EXTRACT PROVIDED
┌────────
Quantifying the partitioning of compounds through metabolic networks using isotopic tracer experiments is a promising approach for understanding the operation of microbial metabolism. This methodology, while successfully applied with one or two labeled substrates, cannot currently be implemented to study metabolism of various sources using multiple labeled elemental isotopes (i.e., more than two substrates). Indeed, the available analytical techniques enable the accurate determination of the labeling patterns of proteinogenic amino acids and molecules exclusively when using isotopes of a single element and possibly when co-labeling with two elements. Consequently, to address these limitations and assess the management of multiple nutrient sources by microorganisms, we chose to repeat a set of cultures under the same environmental conditions while labeling a selected substrate with 13C or 15N isotopes. Then, further combination of the specific information that is provided by each 13C or 15N tracer experiment offers a quantitative extended view of the metabolism of multiple sources.

The achievement of the reported approach relies on the implementation of a reproducible series of cultures under standard conditions and on the collection of samples from a population of cells in a defined physiological state that is the same for all cultures (cell growth, consumption of substrate, etc.). These conditions must be satisfied so that data obtained from independent experiments can be mixed and analyzed together. Satisfying these constraints requires accurate and frequent monitoring of the microbial activity which was carried out, in the experimental work reported here, using a robot-assisted system for online monitoring of yeast fermentation activity. However, more conventional methods for microorganism cultivation and monitoring, such as the determination of cell growth by measuring the optical density, can be used to normalize the sampling procedure.
└────────
[Source data]
┌────────
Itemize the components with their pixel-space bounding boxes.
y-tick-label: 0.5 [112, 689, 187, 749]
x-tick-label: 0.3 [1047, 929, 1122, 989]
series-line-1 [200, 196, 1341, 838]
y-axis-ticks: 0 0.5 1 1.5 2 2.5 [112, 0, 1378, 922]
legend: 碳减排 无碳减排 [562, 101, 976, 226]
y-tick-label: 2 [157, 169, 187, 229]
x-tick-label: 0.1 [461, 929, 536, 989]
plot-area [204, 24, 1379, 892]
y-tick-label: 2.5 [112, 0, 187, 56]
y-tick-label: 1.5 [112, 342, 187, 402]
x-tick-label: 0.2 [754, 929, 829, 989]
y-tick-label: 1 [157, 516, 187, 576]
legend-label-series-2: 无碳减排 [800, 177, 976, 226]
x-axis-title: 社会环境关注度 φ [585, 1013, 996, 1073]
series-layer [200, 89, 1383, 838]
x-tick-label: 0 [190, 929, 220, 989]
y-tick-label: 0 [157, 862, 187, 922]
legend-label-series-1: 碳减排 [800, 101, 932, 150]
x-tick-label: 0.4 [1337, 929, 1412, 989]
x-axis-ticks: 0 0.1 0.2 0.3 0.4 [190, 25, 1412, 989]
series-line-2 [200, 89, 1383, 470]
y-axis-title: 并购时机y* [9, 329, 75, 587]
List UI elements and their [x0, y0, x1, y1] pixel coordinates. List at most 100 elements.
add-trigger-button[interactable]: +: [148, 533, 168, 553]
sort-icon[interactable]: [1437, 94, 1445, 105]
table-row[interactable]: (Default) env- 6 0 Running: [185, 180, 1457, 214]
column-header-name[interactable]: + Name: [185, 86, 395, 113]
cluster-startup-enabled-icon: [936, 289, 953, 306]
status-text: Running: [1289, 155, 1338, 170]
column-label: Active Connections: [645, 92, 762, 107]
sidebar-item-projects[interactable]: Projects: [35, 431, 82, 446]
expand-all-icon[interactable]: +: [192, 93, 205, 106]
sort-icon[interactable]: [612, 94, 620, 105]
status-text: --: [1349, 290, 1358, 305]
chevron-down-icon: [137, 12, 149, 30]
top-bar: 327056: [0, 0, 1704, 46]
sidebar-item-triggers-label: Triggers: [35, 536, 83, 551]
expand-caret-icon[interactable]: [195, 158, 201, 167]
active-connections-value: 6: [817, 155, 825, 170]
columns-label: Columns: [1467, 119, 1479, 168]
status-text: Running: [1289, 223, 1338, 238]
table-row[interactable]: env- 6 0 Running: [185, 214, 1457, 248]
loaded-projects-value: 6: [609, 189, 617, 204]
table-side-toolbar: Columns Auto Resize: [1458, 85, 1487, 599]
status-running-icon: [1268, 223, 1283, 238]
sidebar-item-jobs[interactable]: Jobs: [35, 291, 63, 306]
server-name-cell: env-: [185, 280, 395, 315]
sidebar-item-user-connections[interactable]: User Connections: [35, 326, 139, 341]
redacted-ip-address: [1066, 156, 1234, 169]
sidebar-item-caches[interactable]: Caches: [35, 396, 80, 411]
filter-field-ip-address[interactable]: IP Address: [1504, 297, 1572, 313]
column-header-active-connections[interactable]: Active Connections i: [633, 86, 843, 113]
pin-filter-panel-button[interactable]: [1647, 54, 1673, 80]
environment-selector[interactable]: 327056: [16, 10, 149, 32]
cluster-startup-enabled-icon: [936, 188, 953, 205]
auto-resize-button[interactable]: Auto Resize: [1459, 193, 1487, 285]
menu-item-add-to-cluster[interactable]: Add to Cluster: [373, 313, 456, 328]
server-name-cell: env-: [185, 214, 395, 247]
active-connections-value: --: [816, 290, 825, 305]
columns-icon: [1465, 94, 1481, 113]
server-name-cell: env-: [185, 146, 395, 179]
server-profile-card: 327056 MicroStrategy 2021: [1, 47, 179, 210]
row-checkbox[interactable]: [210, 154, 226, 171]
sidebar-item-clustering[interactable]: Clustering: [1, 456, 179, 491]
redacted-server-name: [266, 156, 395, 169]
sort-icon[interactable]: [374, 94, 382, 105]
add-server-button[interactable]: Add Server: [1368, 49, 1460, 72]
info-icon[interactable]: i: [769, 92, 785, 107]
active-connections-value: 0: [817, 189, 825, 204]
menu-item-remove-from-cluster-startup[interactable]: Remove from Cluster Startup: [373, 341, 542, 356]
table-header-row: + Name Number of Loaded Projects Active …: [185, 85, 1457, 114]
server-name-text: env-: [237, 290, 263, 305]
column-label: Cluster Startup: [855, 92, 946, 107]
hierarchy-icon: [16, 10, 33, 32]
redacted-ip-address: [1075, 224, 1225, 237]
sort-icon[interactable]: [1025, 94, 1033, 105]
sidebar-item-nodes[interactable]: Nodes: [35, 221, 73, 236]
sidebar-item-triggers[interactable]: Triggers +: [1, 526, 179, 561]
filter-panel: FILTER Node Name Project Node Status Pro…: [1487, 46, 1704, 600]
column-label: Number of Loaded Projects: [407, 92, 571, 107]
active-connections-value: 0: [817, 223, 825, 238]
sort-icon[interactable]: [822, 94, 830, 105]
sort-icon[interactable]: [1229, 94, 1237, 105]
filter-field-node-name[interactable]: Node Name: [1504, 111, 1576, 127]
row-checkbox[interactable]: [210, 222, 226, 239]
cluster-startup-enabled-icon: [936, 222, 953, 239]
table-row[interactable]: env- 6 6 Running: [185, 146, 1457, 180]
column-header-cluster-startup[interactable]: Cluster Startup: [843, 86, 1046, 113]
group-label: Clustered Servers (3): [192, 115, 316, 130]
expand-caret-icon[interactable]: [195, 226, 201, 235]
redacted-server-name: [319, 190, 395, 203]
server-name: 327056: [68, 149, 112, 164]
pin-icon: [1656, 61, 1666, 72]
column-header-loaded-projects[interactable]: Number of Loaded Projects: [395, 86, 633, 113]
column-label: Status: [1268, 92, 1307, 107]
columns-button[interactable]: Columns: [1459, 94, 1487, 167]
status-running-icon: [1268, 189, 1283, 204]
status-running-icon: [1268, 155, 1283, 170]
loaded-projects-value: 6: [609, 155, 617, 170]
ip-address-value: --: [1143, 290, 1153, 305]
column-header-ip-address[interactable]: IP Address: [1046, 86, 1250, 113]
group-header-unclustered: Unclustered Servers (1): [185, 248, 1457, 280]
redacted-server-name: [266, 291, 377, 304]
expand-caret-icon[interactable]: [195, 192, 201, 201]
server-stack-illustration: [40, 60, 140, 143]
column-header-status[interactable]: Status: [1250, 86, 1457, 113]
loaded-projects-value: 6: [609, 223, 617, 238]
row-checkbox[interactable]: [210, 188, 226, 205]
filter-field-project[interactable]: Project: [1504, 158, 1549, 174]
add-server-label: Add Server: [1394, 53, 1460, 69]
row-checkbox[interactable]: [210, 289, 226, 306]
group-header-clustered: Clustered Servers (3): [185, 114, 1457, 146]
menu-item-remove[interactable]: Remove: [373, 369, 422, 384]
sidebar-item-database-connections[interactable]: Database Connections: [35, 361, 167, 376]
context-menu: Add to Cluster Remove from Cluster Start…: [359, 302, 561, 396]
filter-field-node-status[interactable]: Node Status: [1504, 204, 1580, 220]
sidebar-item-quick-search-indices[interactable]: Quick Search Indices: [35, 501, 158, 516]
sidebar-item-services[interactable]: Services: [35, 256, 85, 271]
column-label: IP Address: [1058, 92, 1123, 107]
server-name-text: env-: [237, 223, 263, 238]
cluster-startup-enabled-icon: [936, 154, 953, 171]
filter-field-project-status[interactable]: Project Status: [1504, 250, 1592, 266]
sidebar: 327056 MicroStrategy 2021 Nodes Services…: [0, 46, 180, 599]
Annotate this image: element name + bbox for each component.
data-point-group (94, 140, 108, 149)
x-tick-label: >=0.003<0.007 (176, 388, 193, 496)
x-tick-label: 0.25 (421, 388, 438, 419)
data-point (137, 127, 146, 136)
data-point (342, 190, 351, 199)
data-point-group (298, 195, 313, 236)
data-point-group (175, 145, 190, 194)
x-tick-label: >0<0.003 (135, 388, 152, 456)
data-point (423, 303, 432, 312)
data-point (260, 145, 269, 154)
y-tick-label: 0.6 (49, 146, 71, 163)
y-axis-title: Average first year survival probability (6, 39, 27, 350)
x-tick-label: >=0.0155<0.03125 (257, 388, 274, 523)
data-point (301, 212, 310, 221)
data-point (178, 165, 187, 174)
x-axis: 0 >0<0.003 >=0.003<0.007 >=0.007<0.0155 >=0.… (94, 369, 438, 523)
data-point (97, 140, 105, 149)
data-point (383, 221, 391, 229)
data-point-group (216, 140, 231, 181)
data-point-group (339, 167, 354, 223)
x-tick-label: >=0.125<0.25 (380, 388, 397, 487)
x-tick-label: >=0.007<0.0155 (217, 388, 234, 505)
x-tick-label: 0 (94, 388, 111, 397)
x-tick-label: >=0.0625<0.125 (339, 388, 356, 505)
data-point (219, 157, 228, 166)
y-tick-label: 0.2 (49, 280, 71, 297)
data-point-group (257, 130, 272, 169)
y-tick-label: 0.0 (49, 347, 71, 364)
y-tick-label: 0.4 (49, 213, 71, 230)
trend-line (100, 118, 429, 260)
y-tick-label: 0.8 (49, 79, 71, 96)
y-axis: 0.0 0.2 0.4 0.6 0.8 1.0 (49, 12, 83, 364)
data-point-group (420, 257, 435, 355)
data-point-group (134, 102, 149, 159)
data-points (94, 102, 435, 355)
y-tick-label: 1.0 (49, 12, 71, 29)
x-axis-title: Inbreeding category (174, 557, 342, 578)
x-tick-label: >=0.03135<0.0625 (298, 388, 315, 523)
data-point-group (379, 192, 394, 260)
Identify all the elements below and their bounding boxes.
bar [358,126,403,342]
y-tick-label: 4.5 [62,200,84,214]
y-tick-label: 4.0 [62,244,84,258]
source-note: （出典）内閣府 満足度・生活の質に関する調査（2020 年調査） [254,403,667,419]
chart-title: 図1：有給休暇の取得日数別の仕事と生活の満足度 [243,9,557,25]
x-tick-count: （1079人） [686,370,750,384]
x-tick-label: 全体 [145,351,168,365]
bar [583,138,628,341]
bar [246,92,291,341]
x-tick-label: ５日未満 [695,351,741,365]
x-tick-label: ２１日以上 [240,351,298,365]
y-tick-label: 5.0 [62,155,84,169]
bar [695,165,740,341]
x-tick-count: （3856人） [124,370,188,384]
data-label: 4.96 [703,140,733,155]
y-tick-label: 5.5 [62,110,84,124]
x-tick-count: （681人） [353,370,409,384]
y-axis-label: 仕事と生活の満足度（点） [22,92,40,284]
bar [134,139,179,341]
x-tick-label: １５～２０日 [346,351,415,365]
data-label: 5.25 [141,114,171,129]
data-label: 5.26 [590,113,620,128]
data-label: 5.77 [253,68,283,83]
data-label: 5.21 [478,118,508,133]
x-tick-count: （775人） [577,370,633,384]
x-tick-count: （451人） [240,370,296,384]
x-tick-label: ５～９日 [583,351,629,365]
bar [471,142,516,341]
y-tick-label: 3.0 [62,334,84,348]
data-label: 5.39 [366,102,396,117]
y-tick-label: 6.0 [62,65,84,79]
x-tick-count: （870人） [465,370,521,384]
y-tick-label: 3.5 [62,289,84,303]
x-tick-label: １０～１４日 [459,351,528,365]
└────────
REQUIRED TASKS
• A. Answer these about the passage on isotopic tracer experiments:
(i) With which isotopes was the selected substrate labeled?
(ii) What kind of system was used for online monitoring of yeast fermentation activity?
(iii) Which measurement is given as a conventional way to determine cell growth?
• B. Please reproduce the part of the isotopic tracer passage starting at "The achievement of" and ending at "the sampling procedure.".
• C. Carry on the passage about isotopic tracer experiments from the point where it stops.

YOUR RESPONSES
• A.
(i) 13C or 15N isotopes
(ii) A robot-assisted system
(iii) Measuring the optical density

• B.
The achievement of the reported approach relies on the implementation of a reproducible series of cultures under standard conditions and on the collection of samples from a population of cells in a defined physiological state that is the same for all cultures (cell growth, consumption of substrate, etc.). These conditions must be satisfied so that data obtained from independent experiments can be mixed and analyzed together. Satisfying these constraints requires accurate and frequent monitoring of the microbial activity which was carried out, in the experimental work reported here, using a robot-assisted system for online monitoring of yeast fermentation activity. However, more conventional methods for microorganism cultivation and monitoring, such as the determination of cell growth by measuring the optical density, can be used to normalize the sampling procedure.

• C.
Another prerequisite for carrying out this methodology is to have a clear vision of the metabolic pathways that are involved in the network to be investigated. This knowledge is essential for choosing the set of labeled substrates that are the most appropriate for dealing with the issue being studied. The labeled compounds as well as the nature and position of the labeling (13C, 15N, or others) within the molecules must be selected suitably in order to i) recover all the labels provided by the substrates in the compounds that are derived from their catabolism and are further analyzed in the procedure and ii) obtain redundant data that demonstrate the accuracy of the methodology and the validity of the findings. The procedure described here also includes an important number of analyses that could be time-consuming and costly in human and financial resources. Moreover, some analytical constraints can limit the use of this methodology. First, users should ensure that all the analytical methods that are required for the quantification of the compounds produced during microbial metabolism and for the determination of their isotopic enrichment are available. Second, this approach only applies to assessing the metabolism of substrates for which all the conversion compounds are produced in sufficient amounts to be accurately quantified.

In this paper, we applied this workflow to explore the management of multiple nitrogen sources by yeast during wine fermentation. This report offered new insights on yeast metabolism, including the substantial catabolism of most consumed amino acids, combined with their low direct incorporation into proteins, and the major contribution of CCM to supply precursors that are further used for both the de novo synthesis of proteinogenic amino acids and the formation of volatile molecules.

More broadly, the approach that is described here can be used for quantifying the partitioning of multiple substrates through the metabolic network of any microorganism. It will allow researchers to elucidate the fate of all consumed compounds after they enter the cells and to address the identification of the metabolic origin of precursors and products. This information can be useful for comparing the metabolic activity of strains that have different genetic backgrounds or grow under different conditions and, consequently, for designing rational strategies to improve fermentation processes.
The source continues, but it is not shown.